* Materials provided:

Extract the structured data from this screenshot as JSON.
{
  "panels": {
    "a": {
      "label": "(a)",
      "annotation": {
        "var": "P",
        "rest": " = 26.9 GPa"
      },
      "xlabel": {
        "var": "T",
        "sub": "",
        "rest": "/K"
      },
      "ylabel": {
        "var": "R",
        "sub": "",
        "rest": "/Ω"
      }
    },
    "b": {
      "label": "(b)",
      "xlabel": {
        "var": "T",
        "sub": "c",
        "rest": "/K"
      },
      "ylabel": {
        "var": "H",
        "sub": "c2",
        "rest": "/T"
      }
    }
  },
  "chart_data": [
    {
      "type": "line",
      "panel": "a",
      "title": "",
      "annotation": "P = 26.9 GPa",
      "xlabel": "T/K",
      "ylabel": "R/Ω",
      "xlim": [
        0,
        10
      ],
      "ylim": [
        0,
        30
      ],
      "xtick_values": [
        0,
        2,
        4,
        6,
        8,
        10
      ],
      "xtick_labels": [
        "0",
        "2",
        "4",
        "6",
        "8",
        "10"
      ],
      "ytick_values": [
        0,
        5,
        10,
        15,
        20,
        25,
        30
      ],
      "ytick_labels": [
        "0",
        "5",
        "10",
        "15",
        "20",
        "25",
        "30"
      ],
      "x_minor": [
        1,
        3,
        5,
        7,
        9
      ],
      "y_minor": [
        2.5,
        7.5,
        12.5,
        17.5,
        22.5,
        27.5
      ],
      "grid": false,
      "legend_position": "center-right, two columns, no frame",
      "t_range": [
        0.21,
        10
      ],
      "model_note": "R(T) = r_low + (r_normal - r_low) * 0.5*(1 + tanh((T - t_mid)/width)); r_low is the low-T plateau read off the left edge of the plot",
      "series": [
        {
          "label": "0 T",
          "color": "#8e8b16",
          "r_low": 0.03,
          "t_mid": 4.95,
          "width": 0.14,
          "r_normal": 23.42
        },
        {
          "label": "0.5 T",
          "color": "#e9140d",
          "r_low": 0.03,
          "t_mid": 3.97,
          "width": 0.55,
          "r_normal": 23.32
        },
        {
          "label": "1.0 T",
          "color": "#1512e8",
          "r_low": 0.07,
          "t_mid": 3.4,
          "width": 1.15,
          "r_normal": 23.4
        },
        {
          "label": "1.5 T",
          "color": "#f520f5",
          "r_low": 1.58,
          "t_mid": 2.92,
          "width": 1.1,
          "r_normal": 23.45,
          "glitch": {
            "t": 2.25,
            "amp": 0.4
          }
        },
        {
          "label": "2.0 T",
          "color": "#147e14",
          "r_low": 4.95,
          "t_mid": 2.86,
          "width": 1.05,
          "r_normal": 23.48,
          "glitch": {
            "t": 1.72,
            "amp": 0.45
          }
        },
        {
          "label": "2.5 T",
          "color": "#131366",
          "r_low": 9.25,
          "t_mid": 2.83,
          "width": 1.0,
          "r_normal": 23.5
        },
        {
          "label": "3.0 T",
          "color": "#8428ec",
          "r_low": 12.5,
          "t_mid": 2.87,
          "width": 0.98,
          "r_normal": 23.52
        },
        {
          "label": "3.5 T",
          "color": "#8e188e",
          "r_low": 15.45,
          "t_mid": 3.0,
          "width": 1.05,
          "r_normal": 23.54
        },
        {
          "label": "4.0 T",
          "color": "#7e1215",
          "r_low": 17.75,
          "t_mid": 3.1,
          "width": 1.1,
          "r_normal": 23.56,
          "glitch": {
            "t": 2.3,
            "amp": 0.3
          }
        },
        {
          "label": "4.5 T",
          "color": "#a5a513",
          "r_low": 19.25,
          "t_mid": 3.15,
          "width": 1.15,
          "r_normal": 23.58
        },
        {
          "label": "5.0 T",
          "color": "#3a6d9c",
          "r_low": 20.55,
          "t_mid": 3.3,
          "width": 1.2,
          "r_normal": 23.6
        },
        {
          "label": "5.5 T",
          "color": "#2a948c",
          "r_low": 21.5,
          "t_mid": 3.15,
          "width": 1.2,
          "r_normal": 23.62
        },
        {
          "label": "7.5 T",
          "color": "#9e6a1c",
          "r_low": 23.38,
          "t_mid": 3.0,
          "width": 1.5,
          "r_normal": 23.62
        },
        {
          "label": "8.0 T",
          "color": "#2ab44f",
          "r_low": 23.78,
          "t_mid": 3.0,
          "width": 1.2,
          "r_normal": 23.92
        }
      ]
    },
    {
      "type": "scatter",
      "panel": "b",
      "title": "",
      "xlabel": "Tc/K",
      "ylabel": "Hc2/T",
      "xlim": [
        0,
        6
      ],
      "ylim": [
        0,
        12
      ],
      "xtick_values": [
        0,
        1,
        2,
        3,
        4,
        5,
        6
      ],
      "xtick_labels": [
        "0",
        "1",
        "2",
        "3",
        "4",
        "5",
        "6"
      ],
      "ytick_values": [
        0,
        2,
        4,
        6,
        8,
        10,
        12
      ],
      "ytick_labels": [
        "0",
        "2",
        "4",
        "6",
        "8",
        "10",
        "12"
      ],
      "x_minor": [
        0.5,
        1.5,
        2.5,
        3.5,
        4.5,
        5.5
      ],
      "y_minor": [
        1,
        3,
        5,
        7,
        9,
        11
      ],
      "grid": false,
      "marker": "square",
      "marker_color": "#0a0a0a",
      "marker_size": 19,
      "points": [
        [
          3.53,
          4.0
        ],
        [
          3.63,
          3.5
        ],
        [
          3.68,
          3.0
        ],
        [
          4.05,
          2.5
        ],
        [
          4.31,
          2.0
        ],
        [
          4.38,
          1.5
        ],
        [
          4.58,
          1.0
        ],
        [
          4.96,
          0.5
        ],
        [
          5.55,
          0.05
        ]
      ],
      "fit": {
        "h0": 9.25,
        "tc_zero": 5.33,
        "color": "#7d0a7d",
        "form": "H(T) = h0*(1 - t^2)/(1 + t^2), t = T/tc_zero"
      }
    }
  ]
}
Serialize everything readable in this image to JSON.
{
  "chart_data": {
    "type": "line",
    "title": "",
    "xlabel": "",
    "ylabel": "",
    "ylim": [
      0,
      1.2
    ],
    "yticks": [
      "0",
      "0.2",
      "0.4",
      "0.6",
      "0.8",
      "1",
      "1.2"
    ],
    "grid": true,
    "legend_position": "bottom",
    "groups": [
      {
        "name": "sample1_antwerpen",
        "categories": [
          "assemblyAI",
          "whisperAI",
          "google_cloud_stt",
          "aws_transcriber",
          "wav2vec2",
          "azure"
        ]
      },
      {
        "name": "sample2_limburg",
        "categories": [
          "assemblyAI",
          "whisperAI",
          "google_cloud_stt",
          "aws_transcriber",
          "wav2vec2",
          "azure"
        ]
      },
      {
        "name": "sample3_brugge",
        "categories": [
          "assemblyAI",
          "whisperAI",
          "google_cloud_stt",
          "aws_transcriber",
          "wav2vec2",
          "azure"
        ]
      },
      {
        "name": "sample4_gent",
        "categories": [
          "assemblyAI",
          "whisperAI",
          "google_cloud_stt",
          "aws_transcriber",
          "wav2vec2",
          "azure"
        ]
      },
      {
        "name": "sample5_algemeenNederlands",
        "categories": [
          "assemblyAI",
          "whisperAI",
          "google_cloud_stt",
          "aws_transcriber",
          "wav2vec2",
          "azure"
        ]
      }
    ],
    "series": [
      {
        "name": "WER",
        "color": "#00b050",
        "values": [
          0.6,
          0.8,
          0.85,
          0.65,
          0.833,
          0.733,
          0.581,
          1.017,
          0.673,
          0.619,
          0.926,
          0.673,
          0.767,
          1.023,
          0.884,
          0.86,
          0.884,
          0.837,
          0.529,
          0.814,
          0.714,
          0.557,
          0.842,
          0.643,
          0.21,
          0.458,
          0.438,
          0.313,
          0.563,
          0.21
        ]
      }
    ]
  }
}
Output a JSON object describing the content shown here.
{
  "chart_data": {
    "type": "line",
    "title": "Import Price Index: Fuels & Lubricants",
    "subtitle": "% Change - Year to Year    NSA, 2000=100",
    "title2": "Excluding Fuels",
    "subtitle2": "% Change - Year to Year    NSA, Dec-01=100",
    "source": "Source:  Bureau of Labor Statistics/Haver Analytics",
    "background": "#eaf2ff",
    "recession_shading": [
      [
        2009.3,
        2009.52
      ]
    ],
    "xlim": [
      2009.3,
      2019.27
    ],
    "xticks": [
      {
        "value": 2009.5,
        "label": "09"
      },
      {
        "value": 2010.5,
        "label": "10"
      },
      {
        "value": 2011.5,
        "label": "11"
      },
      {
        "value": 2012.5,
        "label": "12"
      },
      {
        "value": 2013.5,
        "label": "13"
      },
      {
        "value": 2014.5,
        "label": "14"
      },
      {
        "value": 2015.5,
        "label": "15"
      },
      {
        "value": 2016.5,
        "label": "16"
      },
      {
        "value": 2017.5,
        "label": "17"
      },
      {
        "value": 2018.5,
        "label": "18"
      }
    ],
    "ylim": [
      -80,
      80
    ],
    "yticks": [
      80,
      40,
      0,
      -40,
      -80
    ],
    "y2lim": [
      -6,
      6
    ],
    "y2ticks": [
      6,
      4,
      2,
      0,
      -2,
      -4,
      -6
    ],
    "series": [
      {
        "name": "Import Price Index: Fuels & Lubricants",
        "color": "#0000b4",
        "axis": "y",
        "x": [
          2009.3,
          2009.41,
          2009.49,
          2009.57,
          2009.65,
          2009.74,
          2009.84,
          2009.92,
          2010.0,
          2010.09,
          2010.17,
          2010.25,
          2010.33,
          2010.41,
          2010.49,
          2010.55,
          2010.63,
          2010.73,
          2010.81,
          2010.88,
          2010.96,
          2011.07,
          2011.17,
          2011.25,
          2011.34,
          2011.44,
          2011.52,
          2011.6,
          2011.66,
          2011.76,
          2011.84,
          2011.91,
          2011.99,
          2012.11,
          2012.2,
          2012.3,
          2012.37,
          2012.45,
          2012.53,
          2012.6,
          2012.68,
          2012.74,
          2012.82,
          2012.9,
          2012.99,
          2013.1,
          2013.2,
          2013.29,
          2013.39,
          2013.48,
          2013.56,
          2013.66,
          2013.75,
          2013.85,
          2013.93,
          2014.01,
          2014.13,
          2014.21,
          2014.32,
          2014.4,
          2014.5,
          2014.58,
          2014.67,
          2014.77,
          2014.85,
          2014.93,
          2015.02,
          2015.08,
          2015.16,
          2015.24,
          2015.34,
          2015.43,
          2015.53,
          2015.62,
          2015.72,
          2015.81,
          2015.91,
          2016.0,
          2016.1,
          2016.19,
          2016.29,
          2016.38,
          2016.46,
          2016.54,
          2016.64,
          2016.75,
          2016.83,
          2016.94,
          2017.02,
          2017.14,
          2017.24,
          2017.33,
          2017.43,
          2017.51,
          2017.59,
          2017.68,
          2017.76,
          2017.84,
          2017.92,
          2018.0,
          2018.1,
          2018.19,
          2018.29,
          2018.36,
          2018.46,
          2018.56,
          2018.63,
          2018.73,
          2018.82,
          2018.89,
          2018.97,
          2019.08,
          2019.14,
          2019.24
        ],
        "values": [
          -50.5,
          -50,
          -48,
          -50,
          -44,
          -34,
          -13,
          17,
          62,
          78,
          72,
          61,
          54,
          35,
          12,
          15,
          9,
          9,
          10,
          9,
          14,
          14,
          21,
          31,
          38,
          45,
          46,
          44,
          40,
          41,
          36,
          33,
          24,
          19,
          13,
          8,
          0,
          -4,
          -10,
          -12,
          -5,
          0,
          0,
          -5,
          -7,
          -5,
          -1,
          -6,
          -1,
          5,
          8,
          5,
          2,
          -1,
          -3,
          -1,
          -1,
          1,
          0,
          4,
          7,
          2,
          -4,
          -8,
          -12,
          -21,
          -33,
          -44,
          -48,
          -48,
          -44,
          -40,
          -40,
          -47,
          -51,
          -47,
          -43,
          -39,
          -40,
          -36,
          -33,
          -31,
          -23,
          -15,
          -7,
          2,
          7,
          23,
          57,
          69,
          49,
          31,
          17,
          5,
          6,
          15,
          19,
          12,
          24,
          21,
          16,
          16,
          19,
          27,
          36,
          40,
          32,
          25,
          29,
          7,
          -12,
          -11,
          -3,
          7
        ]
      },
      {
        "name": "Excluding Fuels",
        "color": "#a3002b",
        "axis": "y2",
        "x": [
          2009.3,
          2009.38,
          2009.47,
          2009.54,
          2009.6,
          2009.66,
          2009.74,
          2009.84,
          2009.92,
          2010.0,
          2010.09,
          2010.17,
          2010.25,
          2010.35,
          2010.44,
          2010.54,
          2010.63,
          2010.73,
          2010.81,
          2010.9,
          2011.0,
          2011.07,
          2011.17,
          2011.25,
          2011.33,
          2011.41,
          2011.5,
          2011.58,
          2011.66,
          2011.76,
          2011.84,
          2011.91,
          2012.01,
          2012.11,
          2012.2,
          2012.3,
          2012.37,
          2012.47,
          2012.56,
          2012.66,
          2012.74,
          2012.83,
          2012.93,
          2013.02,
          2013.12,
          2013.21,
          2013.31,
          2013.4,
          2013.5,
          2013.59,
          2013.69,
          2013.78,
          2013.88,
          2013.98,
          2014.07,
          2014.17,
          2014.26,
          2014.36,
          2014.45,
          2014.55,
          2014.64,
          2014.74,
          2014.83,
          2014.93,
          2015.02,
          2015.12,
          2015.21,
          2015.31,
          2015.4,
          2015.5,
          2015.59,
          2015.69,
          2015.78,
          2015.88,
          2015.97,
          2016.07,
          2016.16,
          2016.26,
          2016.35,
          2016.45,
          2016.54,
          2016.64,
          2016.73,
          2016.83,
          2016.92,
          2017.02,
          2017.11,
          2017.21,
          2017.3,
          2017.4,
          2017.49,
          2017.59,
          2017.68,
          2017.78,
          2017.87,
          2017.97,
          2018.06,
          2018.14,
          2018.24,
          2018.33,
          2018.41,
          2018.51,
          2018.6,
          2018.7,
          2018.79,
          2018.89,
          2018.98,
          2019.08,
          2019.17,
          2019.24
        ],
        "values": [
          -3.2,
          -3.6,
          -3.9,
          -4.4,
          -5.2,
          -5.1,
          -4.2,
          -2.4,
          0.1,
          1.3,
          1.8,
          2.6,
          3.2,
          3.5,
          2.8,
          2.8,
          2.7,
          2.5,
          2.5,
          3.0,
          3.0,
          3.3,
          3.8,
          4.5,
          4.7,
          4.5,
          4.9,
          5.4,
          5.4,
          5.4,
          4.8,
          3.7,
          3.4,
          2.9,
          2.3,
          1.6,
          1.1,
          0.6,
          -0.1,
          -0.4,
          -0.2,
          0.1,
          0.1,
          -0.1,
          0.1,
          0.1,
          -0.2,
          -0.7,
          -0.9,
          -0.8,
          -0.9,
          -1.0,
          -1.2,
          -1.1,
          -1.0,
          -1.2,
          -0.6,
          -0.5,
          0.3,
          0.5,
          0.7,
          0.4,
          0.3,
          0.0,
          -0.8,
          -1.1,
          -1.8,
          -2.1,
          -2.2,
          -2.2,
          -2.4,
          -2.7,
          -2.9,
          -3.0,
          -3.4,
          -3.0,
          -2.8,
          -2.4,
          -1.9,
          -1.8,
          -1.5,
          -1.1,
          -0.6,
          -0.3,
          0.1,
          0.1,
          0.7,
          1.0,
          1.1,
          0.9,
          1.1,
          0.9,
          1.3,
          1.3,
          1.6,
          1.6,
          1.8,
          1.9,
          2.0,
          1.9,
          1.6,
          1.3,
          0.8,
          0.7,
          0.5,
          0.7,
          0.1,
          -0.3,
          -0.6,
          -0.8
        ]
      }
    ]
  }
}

* Exercise instructions:
Return all the lines that contain the string "this".

* Full output:
Extract the structured data from this screenshot as JSON.
Serialize everything readable in this image to JSON.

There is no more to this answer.